— Problem to solve —
Filter the lines below, copying only those with the string "this".

— Material supplied —
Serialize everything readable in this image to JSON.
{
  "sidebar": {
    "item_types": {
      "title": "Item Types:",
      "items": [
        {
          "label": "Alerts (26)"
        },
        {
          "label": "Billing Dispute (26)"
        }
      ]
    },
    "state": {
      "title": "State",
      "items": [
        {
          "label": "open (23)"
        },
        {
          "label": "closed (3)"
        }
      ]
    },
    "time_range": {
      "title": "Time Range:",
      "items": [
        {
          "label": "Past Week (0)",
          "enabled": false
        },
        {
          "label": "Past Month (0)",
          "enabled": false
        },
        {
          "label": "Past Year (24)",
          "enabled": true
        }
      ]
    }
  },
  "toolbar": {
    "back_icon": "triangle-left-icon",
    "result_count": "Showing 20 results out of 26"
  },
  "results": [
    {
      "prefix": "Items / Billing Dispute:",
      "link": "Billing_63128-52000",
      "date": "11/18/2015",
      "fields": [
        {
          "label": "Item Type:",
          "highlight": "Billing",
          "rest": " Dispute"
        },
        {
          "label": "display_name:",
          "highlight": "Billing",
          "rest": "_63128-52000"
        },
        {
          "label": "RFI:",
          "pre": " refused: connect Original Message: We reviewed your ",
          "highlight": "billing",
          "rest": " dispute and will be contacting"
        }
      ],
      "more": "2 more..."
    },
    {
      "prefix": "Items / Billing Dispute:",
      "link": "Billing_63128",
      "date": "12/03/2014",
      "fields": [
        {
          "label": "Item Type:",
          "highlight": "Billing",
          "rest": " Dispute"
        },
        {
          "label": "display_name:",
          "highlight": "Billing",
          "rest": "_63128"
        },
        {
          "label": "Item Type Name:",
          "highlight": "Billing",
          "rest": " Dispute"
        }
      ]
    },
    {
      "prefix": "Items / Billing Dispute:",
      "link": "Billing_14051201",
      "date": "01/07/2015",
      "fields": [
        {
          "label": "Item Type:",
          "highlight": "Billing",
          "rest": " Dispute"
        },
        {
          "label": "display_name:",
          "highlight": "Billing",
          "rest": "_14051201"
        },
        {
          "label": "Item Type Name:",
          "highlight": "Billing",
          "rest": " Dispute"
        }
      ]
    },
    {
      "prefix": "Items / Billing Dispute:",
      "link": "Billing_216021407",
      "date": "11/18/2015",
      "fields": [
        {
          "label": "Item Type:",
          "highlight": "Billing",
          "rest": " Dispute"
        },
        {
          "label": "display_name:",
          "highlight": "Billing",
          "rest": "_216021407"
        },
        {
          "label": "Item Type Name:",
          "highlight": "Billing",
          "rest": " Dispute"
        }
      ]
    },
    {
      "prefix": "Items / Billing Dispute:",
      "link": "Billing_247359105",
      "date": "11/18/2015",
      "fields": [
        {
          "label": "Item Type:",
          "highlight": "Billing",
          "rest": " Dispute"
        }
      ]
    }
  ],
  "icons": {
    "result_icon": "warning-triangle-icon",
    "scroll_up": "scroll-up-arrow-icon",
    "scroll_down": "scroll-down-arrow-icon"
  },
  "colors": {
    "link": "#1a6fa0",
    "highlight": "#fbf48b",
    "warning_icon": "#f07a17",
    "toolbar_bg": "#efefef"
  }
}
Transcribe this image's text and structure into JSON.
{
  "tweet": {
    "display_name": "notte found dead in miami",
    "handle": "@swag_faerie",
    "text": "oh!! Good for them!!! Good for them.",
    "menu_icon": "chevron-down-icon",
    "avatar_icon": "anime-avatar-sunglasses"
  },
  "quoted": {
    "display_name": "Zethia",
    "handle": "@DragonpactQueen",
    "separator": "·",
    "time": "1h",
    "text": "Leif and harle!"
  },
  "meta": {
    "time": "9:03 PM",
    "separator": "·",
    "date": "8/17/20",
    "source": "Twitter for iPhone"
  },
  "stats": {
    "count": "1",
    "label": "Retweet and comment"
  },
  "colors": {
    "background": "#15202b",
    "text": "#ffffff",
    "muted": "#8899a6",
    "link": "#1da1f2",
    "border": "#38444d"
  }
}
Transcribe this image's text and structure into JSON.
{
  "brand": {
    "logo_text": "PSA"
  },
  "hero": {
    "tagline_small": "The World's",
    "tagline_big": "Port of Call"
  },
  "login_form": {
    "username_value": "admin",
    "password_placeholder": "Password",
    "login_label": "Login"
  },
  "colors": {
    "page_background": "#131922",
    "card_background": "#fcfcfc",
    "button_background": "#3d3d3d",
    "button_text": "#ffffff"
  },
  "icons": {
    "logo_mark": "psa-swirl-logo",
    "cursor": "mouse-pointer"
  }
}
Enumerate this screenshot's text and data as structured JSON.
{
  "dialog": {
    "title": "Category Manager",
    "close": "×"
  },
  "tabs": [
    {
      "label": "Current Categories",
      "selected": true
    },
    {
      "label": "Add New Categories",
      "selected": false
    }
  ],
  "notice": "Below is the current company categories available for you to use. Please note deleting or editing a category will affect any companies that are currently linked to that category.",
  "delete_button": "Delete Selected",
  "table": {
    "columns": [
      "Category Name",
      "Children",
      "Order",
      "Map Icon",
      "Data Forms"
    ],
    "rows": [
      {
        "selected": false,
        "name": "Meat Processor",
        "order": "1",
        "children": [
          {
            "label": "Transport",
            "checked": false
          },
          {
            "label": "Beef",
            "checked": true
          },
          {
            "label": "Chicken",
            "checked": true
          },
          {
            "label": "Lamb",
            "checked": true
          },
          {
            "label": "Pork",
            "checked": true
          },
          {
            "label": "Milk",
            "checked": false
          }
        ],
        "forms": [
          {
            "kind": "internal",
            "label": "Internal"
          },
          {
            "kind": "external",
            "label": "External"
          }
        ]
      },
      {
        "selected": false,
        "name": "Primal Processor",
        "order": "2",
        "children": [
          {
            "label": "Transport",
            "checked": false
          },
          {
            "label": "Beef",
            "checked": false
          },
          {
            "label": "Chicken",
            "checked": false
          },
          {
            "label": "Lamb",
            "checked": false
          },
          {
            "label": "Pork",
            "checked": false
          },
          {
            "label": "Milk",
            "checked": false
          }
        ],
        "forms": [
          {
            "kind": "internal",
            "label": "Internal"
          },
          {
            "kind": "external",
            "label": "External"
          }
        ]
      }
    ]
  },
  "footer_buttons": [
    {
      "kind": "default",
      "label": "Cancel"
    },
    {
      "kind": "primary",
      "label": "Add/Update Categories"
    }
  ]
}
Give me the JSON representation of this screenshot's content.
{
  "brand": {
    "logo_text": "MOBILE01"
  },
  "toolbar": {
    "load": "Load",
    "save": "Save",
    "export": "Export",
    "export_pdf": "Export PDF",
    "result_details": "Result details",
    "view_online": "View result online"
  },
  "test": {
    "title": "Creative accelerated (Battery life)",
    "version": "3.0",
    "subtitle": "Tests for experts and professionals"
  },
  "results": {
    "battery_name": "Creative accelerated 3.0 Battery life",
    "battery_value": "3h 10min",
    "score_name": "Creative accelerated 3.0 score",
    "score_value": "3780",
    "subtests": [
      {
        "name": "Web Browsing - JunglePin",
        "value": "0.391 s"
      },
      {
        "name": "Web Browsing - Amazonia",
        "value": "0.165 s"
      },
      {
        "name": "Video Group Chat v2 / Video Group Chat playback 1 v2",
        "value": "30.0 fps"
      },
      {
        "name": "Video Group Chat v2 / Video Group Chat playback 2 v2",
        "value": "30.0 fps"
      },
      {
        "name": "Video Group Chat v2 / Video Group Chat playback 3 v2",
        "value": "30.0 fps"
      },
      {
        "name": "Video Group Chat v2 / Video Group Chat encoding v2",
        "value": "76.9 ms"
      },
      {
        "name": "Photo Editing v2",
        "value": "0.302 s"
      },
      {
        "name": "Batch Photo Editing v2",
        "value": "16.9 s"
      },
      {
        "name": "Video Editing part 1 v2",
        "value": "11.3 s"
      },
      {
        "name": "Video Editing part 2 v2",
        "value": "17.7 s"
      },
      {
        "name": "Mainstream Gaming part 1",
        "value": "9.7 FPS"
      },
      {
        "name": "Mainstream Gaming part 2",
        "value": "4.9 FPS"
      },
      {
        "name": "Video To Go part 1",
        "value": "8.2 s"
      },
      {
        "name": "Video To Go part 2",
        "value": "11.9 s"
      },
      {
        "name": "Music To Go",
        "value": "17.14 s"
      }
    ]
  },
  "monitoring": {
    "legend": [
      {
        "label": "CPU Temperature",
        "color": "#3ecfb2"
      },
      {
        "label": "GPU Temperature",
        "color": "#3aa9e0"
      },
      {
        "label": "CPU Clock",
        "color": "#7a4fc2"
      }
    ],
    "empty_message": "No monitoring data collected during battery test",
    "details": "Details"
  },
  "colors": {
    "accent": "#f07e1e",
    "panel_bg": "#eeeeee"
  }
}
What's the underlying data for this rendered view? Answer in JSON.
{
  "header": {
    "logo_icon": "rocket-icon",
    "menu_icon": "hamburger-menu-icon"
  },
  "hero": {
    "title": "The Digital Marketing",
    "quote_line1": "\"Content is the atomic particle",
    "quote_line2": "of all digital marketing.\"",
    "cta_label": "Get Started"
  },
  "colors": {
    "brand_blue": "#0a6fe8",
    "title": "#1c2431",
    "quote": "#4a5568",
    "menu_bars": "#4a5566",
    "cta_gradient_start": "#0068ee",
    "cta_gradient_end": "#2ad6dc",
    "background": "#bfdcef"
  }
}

— Task response —
Serialize everything readable in this image to JSON.
Transcribe this image's text and structure into JSON.
Transcribe this image's text and structure into JSON.
Enumerate this screenshot's text and data as structured JSON.
Give me the JSON representation of this screenshot's content.
What's the underlying data for this rendered view? Answer in JSON.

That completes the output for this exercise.